Written exercise - The records below should be written out again, exactly.

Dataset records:
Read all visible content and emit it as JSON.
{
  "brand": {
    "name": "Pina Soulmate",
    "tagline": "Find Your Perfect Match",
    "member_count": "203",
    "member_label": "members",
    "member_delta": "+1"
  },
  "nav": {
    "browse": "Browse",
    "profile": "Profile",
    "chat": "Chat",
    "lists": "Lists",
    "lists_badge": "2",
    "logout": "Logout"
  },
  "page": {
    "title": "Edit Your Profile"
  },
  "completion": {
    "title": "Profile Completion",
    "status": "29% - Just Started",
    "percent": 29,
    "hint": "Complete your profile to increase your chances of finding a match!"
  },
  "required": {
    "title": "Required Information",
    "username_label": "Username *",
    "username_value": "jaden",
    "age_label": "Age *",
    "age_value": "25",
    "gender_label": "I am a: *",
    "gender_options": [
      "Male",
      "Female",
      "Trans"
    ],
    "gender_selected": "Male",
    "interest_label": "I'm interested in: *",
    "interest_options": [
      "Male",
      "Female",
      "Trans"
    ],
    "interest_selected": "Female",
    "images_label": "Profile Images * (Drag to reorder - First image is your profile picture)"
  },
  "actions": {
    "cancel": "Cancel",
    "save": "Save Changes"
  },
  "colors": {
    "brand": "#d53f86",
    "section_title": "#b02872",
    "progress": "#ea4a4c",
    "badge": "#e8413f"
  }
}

Final answer -
Read all visible content and emit it as JSON.
{
  "brand": {
    "name": "Pina Soulmate",
    "tagline": "Find Your Perfect Match",
    "member_count": "203",
    "member_label": "members",
    "member_delta": "+1"
  },
  "nav": {
    "browse": "Browse",
    "profile": "Profile",
    "chat": "Chat",
    "lists": "Lists",
    "lists_badge": "2",
    "logout": "Logout"
  },
  "page": {
    "title": "Edit Your Profile"
  },
  "completion": {
    "title": "Profile Completion",
    "status": "29% - Just Started",
    "percent": 29,
    "hint": "Complete your profile to increase your chances of finding a match!"
  },
  "required": {
    "title": "Required Information",
    "username_label": "Username *",
    "username_value": "jaden",
    "age_label": "Age *",
    "age_value": "25",
    "gender_label": "I am a: *",
    "gender_options": [
      "Male",
      "Female",
      "Trans"
    ],
    "gender_selected": "Male",
    "interest_label": "I'm interested in: *",
    "interest_options": [
      "Male",
      "Female",
      "Trans"
    ],
    "interest_selected": "Female",
    "images_label": "Profile Images * (Drag to reorder - First image is your profile picture)"
  },
  "actions": {
    "cancel": "Cancel",
    "save": "Save Changes"
  },
  "colors": {
    "brand": "#d53f86",
    "section_title": "#b02872",
    "progress": "#ea4a4c",
    "badge": "#e8413f"
  }
}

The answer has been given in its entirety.